Task details: Report how many lines of the following entries include the string "гетерогенного"; respond with the number alone.

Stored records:
------------

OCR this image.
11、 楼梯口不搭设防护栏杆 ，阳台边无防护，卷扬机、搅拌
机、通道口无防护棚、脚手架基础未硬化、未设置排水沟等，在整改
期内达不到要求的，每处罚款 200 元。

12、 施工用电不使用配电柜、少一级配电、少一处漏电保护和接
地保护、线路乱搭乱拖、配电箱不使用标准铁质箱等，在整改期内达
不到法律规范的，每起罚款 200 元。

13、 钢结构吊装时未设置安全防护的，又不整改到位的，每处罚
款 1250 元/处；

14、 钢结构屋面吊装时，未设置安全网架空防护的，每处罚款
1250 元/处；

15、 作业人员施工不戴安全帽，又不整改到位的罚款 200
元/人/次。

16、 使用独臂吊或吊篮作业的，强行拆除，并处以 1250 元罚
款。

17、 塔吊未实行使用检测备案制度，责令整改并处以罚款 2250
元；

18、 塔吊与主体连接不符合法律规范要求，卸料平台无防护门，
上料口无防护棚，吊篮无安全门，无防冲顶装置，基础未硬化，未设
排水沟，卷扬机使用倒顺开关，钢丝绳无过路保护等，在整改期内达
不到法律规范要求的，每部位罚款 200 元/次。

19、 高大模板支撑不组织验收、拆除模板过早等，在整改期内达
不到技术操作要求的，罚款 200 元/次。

------------

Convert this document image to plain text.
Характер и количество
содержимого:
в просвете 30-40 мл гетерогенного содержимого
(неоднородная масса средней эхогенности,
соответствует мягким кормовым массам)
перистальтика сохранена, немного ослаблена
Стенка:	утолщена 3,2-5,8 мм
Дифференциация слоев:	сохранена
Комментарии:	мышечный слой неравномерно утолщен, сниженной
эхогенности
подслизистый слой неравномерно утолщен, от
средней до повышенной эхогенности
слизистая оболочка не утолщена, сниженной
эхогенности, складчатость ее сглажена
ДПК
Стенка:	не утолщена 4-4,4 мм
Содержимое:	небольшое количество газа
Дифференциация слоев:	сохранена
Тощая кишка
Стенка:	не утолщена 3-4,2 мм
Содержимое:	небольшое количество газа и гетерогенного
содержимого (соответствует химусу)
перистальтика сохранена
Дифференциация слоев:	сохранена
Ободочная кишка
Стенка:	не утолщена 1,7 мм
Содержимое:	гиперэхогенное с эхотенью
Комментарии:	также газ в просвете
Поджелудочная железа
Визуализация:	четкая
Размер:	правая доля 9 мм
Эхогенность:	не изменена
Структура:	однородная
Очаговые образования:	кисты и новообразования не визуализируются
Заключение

------------

Response to this exercise: 2